(Prompt): Return each entry exactly, with none missing.

(Input data):

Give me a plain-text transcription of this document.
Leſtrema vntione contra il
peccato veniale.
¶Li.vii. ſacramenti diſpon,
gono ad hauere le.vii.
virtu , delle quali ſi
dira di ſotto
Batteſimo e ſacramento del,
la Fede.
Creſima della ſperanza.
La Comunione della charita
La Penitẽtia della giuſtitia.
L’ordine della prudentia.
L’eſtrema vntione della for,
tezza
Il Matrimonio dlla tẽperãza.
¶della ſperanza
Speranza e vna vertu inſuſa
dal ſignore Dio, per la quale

(Output of the task):
Give me a plain-text transcription of this document.
Leſtrema vntione contra il
peccato veniale.
¶Li.vii. ſacramenti diſpon,
gono ad hauere le.vii.
virtu , delle quali ſi
dira di ſotto
Batteſimo e ſacramento del,
la Fede.
Creſima della ſperanza.
La Comunione della charita
La Penitẽtia della giuſtitia.
L’ordine della prudentia.
L’eſtrema vntione della for,
tezza
Il Matrimonio dlla tẽperãza.
¶della ſperanza
Speranza e vna vertu inſuſa
dal ſignore Dio, per la quale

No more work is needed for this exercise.